Orchestrate the cascade above MySQL, splitting what used to be one parent-side statement into a locked select + explicit child DML + parent DML, all in one transaction. The canonical shape for ON DELETE CASCADE, verbatim from PlanetScale's Shlomi Noach + Manan Gupta (2023):

  1. Lock the affected parent rows (prevent concurrent modification that would invalidate the cascade):
SELECT col FROM parent WHERE id=7 FOR UPDATE

This reads the FK column values and acquires write locks on the matching parent rows.

  1. Delete from the child first (so the child deletes are explicitly logged):
DELETE FROM child WHERE col IN (<parent_column_values>)

If the child is itself a parent to a grandchild with ON DELETE CASCADE, recurse — lock the relevant child rows, delete grandchildren first, then the child.

  1. Delete the parent row (InnoDB sees no matching children; nothing to cascade):
DELETE FROM parent WHERE id=7

All three steps in a single transaction so the operation is atomic. If any step fails, the whole thing rolls back.

#### [Task list]
**a)** Revise the passage on orchestrating ON DELETE CASCADE between "1. Lock the" and "col IN (<parent_column_values>)", inclusive, replacing "write locks" with "exclusive locks".
**b)** In the passage on orchestrating ON DELETE CASCADE, why are all three steps placed in a single transaction?

#### [Data extract]

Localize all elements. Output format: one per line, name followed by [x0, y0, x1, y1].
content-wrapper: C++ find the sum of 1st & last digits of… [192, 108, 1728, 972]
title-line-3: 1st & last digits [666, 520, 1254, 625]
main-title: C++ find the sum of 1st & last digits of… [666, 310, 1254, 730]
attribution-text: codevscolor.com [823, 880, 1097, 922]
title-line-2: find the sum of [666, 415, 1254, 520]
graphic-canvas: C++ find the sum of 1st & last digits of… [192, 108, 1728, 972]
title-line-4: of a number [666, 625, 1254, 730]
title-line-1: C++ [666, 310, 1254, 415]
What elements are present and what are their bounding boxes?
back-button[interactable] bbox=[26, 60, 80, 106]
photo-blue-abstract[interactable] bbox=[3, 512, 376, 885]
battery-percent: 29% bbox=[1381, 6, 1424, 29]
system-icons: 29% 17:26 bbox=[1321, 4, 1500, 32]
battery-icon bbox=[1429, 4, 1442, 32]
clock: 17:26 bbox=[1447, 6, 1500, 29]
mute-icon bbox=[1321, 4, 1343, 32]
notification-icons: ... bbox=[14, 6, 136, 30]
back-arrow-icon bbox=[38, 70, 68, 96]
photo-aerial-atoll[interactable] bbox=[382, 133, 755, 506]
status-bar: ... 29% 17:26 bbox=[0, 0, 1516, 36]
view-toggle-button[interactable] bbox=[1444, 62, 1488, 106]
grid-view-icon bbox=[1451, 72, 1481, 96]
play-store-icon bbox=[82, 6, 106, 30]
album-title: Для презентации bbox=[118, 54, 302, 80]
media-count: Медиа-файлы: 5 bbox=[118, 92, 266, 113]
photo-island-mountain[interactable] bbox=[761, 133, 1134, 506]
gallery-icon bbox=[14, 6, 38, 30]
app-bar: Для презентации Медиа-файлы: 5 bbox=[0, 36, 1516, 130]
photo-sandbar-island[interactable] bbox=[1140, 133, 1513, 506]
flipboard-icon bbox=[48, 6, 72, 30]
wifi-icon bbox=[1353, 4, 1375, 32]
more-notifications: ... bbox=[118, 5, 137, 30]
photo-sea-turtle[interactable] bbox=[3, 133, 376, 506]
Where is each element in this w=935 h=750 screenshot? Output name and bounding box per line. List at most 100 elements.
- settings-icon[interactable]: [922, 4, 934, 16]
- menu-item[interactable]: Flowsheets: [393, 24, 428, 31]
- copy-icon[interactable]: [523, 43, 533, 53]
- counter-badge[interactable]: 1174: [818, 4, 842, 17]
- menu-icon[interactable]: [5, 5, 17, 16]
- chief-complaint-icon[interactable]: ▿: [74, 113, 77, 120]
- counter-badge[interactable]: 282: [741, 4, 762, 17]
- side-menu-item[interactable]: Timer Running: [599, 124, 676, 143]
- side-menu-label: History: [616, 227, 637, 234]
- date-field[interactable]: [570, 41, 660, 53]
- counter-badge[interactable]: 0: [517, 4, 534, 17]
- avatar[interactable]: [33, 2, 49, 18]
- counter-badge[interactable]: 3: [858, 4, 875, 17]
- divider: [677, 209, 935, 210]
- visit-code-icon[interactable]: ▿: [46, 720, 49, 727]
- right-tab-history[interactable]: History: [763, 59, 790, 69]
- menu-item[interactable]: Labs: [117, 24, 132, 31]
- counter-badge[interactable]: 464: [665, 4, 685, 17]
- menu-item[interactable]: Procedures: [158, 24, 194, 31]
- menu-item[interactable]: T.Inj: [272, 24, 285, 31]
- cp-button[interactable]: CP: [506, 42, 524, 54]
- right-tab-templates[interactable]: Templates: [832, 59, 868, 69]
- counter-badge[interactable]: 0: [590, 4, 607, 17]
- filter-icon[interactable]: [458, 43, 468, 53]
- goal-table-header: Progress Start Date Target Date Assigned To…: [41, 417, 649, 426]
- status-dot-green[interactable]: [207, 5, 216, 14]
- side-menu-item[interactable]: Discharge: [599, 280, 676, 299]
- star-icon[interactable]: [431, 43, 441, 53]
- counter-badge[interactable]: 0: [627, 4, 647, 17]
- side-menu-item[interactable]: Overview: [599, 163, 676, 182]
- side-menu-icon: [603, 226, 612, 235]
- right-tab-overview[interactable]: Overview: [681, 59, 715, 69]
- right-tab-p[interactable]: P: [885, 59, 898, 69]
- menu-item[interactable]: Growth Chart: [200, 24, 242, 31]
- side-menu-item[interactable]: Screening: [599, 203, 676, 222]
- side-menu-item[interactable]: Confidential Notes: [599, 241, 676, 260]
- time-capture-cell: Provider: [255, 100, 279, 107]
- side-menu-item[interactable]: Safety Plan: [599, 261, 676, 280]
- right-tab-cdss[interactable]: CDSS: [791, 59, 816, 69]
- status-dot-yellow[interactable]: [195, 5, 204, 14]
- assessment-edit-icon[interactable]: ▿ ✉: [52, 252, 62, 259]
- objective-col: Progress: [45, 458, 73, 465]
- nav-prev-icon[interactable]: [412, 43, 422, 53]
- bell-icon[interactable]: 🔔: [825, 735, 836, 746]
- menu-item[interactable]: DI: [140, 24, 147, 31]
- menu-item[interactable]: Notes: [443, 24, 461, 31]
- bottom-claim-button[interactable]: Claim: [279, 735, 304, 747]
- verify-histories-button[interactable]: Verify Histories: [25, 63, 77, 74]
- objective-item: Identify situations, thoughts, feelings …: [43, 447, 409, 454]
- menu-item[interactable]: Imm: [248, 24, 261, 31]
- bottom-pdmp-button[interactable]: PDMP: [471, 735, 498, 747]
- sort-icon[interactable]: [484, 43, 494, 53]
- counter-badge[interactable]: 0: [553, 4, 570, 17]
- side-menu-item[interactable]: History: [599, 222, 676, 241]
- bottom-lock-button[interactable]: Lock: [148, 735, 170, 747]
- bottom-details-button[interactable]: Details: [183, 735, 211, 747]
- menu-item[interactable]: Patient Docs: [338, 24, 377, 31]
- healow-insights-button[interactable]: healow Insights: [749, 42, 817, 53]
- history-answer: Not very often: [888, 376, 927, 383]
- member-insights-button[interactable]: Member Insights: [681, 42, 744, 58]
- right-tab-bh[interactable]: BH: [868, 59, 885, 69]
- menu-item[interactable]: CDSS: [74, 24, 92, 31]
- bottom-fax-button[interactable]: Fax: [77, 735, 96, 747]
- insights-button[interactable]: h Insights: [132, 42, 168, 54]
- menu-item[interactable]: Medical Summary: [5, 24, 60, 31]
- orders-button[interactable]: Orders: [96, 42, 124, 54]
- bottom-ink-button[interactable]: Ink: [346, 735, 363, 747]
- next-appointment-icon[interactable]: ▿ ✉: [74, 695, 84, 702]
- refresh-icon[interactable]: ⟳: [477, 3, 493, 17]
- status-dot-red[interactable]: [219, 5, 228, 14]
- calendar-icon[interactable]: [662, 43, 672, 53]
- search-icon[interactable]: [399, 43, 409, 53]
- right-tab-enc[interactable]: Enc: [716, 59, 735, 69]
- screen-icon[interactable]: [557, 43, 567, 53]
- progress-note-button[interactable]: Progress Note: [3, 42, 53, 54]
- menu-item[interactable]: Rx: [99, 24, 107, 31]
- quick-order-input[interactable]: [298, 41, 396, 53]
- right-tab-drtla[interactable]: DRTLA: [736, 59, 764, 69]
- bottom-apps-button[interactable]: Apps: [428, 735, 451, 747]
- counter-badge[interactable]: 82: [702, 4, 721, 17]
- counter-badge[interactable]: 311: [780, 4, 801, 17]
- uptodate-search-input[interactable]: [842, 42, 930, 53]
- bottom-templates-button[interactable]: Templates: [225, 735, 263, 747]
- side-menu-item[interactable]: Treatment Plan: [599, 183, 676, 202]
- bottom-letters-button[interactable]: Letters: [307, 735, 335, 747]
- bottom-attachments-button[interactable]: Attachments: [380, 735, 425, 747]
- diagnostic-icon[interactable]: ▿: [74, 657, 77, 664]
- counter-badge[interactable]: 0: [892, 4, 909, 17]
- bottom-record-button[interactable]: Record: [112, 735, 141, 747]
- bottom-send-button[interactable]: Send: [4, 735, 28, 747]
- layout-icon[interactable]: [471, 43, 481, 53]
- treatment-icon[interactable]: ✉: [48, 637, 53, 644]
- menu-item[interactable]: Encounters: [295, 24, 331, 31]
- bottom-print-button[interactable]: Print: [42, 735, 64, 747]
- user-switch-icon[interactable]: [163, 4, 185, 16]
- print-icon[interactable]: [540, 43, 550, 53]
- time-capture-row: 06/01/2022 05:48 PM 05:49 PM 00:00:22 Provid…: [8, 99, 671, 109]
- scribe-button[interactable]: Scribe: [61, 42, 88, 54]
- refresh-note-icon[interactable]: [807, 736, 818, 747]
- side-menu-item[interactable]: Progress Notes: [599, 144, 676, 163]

#### [Completed exercise]
**a)**
1. Lock the affected parent rows (prevent concurrent modification that would invalidate the cascade):
SELECT col FROM parent WHERE id=7 FOR UPDATE

This reads the FK column values and acquires exclusive locks on the matching parent rows.

  1. Delete from the child first (so the child deletes are explicitly logged):
DELETE FROM child WHERE col IN (<parent_column_values>)

**b)** So the operation is atomic: if any step fails, the whole thing rolls back.